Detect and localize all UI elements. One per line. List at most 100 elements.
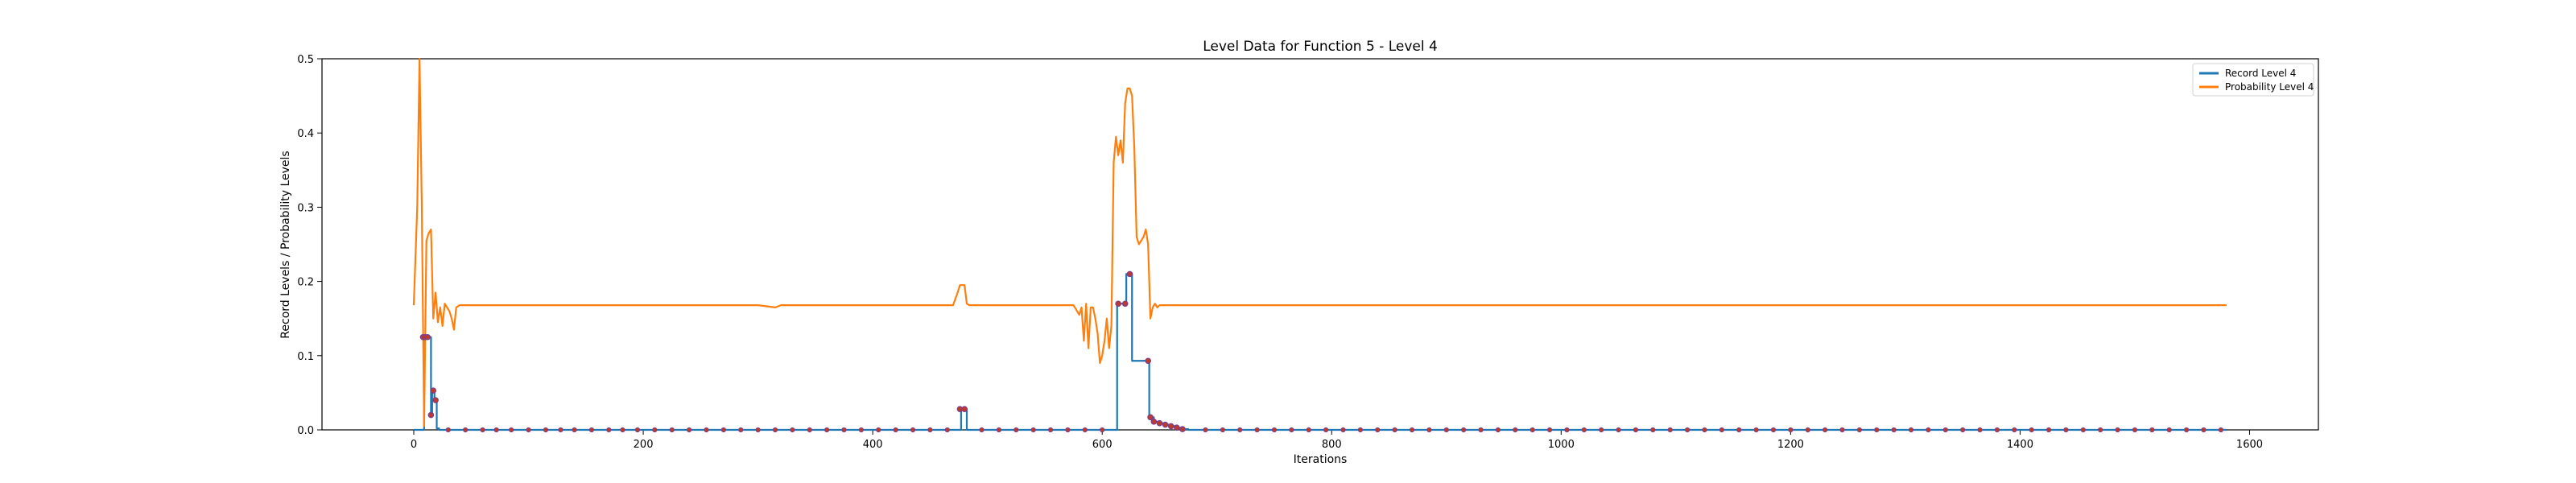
x-axis: 0 200 400 600 800 1000 1200 1400 1600 [411, 430, 2263, 451]
baseline-point-marker [1581, 427, 1587, 433]
y-tick-label: 0.4 [297, 128, 314, 140]
baseline-point-marker [1788, 427, 1794, 433]
baseline-point-marker [2149, 427, 2155, 433]
y-tick-label: 0.0 [297, 425, 314, 437]
baseline-point-marker [1271, 427, 1278, 433]
baseline-point-marker [1736, 427, 1742, 433]
baseline-point-marker [558, 427, 564, 433]
baseline-point-marker [606, 427, 612, 433]
baseline-point-marker [2132, 427, 2138, 433]
baseline-point-marker [755, 427, 761, 433]
record-point-marker [1121, 300, 1129, 308]
record-point-marker [1167, 423, 1174, 430]
baseline-point-marker [807, 427, 812, 433]
baseline-point-marker [858, 427, 864, 433]
baseline-point-marker [2029, 427, 2034, 433]
baseline-point-marker [893, 427, 898, 433]
baseline-point-marker [2218, 427, 2223, 433]
baseline-point-marker [669, 427, 675, 433]
baseline-point-marker [2166, 427, 2172, 433]
baseline-point-marker [1546, 427, 1553, 433]
baseline-point-marker [445, 427, 451, 433]
baseline-point-marker [1960, 427, 1966, 433]
baseline-point-marker [1667, 427, 1673, 433]
chart-title: Level Data for Function 5 - Level 4 [1203, 39, 1438, 55]
baseline-point-marker [1375, 427, 1381, 433]
baseline-point-marker [1289, 427, 1294, 433]
baseline-point-marker [1426, 427, 1432, 433]
baseline-point-marker [1203, 427, 1208, 433]
baseline-point-marker [1977, 427, 1983, 433]
baseline-point-marker [1392, 427, 1397, 433]
baseline-point-marker [588, 427, 595, 433]
x-tick-label: 1400 [2007, 439, 2033, 451]
baseline-point-marker [1839, 427, 1845, 433]
baseline-point-marker [1357, 427, 1363, 433]
baseline-point-marker [686, 427, 692, 433]
baseline-point-marker [509, 427, 514, 433]
record-point-marker [432, 397, 439, 403]
baseline-point-marker [1856, 427, 1862, 433]
baseline-point-marker [1599, 427, 1604, 433]
x-tick-label: 1600 [2236, 439, 2263, 451]
record-point-marker [1150, 419, 1158, 425]
baseline-point-marker [1495, 427, 1501, 433]
x-tick-label: 400 [863, 439, 883, 451]
baseline-point-marker [841, 427, 847, 433]
baseline-point-marker [738, 427, 744, 433]
baseline-point-marker [1306, 427, 1311, 433]
y-axis-label: Record Levels / Probability Levels [279, 151, 292, 338]
baseline-point-marker [2201, 427, 2207, 433]
baseline-point-marker [1461, 427, 1467, 433]
baseline-point-marker [824, 427, 830, 433]
baseline-point-marker [1237, 427, 1243, 433]
baseline-point-marker [2183, 427, 2190, 433]
baseline-point-marker [1874, 427, 1880, 433]
record-point-marker [1174, 424, 1180, 431]
series-line-record-level-4 [414, 273, 2227, 431]
series-layer [412, 57, 2227, 431]
y-tick-label: 0.2 [297, 277, 314, 289]
baseline-point-marker [1926, 427, 1931, 433]
baseline-point-marker [772, 427, 778, 433]
baseline-point-marker [704, 427, 709, 433]
series-line-probability-level-4 [412, 57, 2227, 427]
record-point-marker [1179, 426, 1186, 432]
baseline-point-marker [720, 427, 726, 433]
baseline-point-marker [543, 427, 549, 433]
baseline-point-marker [1616, 427, 1621, 433]
baseline-point-marker [1323, 427, 1329, 433]
baseline-point-marker [1340, 427, 1346, 433]
baseline-point-marker [979, 427, 985, 433]
baseline-point-marker [1805, 427, 1810, 433]
x-tick-label: 200 [634, 439, 654, 451]
baseline-point-marker [2115, 427, 2120, 433]
x-tick-label: 0 [411, 439, 417, 451]
baseline-point-marker [1908, 427, 1914, 433]
baseline-point-marker [1254, 427, 1260, 433]
record-point-marker [427, 411, 435, 419]
baseline-point-marker [1770, 427, 1777, 433]
baseline-point-marker [620, 427, 625, 433]
baseline-point-marker [1513, 427, 1518, 433]
y-tick-label: 0.3 [297, 202, 314, 214]
baseline-point-marker [1220, 427, 1225, 433]
x-tick-label: 600 [1092, 439, 1113, 451]
baseline-point-marker [1478, 427, 1484, 433]
y-tick-label: 0.1 [297, 351, 314, 363]
record-point-marker [430, 387, 437, 394]
baseline-point-marker [2098, 427, 2103, 433]
legend-box [2192, 63, 2314, 97]
x-axis-label: Iterations [1294, 453, 1348, 466]
baseline-point-marker [944, 427, 950, 433]
baseline-point-marker [1994, 427, 2000, 433]
record-point-marker [961, 406, 968, 412]
baseline-point-marker [1564, 427, 1570, 433]
y-tick-label: 0.5 [297, 54, 314, 66]
baseline-point-marker [634, 427, 641, 433]
baseline-point-marker [1082, 427, 1088, 433]
baseline-point-marker [927, 427, 933, 433]
x-tick-label: 800 [1322, 439, 1342, 451]
baseline-point-marker [572, 427, 577, 433]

◆ ◆ ◆ ◆ ◆ ◆ ◆

Directions for this task: Please reproduce the listing above with every "record-point-marker" swapped for "data-point-marker" and all other text unchanged. Omit the pictures.

Worked answer:
Detect and localize all UI elements. One per line. List at most 100 elements.
x-axis: 0 200 400 600 800 1000 1200 1400 1600 [411, 430, 2263, 451]
baseline-point-marker [1581, 427, 1587, 433]
y-tick-label: 0.4 [297, 128, 314, 140]
baseline-point-marker [1788, 427, 1794, 433]
baseline-point-marker [2149, 427, 2155, 433]
y-tick-label: 0.0 [297, 425, 314, 437]
baseline-point-marker [1271, 427, 1278, 433]
baseline-point-marker [1736, 427, 1742, 433]
baseline-point-marker [558, 427, 564, 433]
baseline-point-marker [606, 427, 612, 433]
baseline-point-marker [2132, 427, 2138, 433]
baseline-point-marker [755, 427, 761, 433]
data-point-marker [1121, 300, 1129, 308]
data-point-marker [1167, 423, 1174, 430]
baseline-point-marker [807, 427, 812, 433]
baseline-point-marker [858, 427, 864, 433]
baseline-point-marker [2029, 427, 2034, 433]
baseline-point-marker [893, 427, 898, 433]
baseline-point-marker [2218, 427, 2223, 433]
baseline-point-marker [669, 427, 675, 433]
baseline-point-marker [2166, 427, 2172, 433]
baseline-point-marker [1546, 427, 1553, 433]
baseline-point-marker [445, 427, 451, 433]
baseline-point-marker [1960, 427, 1966, 433]
baseline-point-marker [1667, 427, 1673, 433]
chart-title: Level Data for Function 5 - Level 4 [1203, 39, 1438, 55]
baseline-point-marker [1375, 427, 1381, 433]
baseline-point-marker [1289, 427, 1294, 433]
baseline-point-marker [1426, 427, 1432, 433]
baseline-point-marker [1203, 427, 1208, 433]
baseline-point-marker [1977, 427, 1983, 433]
baseline-point-marker [1392, 427, 1397, 433]
baseline-point-marker [588, 427, 595, 433]
x-tick-label: 1400 [2007, 439, 2033, 451]
baseline-point-marker [1839, 427, 1845, 433]
baseline-point-marker [1357, 427, 1363, 433]
baseline-point-marker [686, 427, 692, 433]
baseline-point-marker [509, 427, 514, 433]
data-point-marker [432, 397, 439, 403]
baseline-point-marker [1856, 427, 1862, 433]
baseline-point-marker [1599, 427, 1604, 433]
x-tick-label: 1600 [2236, 439, 2263, 451]
data-point-marker [1150, 419, 1158, 425]
baseline-point-marker [1495, 427, 1501, 433]
x-tick-label: 400 [863, 439, 883, 451]
baseline-point-marker [841, 427, 847, 433]
baseline-point-marker [738, 427, 744, 433]
baseline-point-marker [1306, 427, 1311, 433]
y-axis-label: Record Levels / Probability Levels [279, 151, 292, 338]
baseline-point-marker [2201, 427, 2207, 433]
baseline-point-marker [1461, 427, 1467, 433]
baseline-point-marker [824, 427, 830, 433]
baseline-point-marker [1237, 427, 1243, 433]
baseline-point-marker [2183, 427, 2190, 433]
baseline-point-marker [1874, 427, 1880, 433]
data-point-marker [1174, 424, 1180, 431]
series-line-record-level-4 [414, 273, 2227, 431]
series-layer [412, 57, 2227, 431]
y-tick-label: 0.2 [297, 277, 314, 289]
baseline-point-marker [1926, 427, 1931, 433]
baseline-point-marker [772, 427, 778, 433]
baseline-point-marker [704, 427, 709, 433]
series-line-probability-level-4 [412, 57, 2227, 427]
data-point-marker [1179, 426, 1186, 432]
baseline-point-marker [720, 427, 726, 433]
baseline-point-marker [543, 427, 549, 433]
baseline-point-marker [1616, 427, 1621, 433]
baseline-point-marker [1323, 427, 1329, 433]
baseline-point-marker [1340, 427, 1346, 433]
baseline-point-marker [979, 427, 985, 433]
baseline-point-marker [1805, 427, 1810, 433]
x-tick-label: 200 [634, 439, 654, 451]
baseline-point-marker [2115, 427, 2120, 433]
x-tick-label: 0 [411, 439, 417, 451]
baseline-point-marker [1908, 427, 1914, 433]
baseline-point-marker [1254, 427, 1260, 433]
data-point-marker [427, 411, 435, 419]
baseline-point-marker [1770, 427, 1777, 433]
baseline-point-marker [620, 427, 625, 433]
baseline-point-marker [1513, 427, 1518, 433]
y-tick-label: 0.3 [297, 202, 314, 214]
baseline-point-marker [1220, 427, 1225, 433]
x-tick-label: 600 [1092, 439, 1113, 451]
baseline-point-marker [1478, 427, 1484, 433]
y-tick-label: 0.1 [297, 351, 314, 363]
data-point-marker [430, 387, 437, 394]
baseline-point-marker [2098, 427, 2103, 433]
legend-box [2192, 63, 2314, 97]
x-axis-label: Iterations [1294, 453, 1348, 466]
baseline-point-marker [944, 427, 950, 433]
baseline-point-marker [1994, 427, 2000, 433]
data-point-marker [961, 406, 968, 412]
baseline-point-marker [1564, 427, 1570, 433]
y-tick-label: 0.5 [297, 54, 314, 66]
baseline-point-marker [634, 427, 641, 433]
baseline-point-marker [1082, 427, 1088, 433]
baseline-point-marker [927, 427, 933, 433]
x-tick-label: 800 [1322, 439, 1342, 451]
baseline-point-marker [572, 427, 577, 433]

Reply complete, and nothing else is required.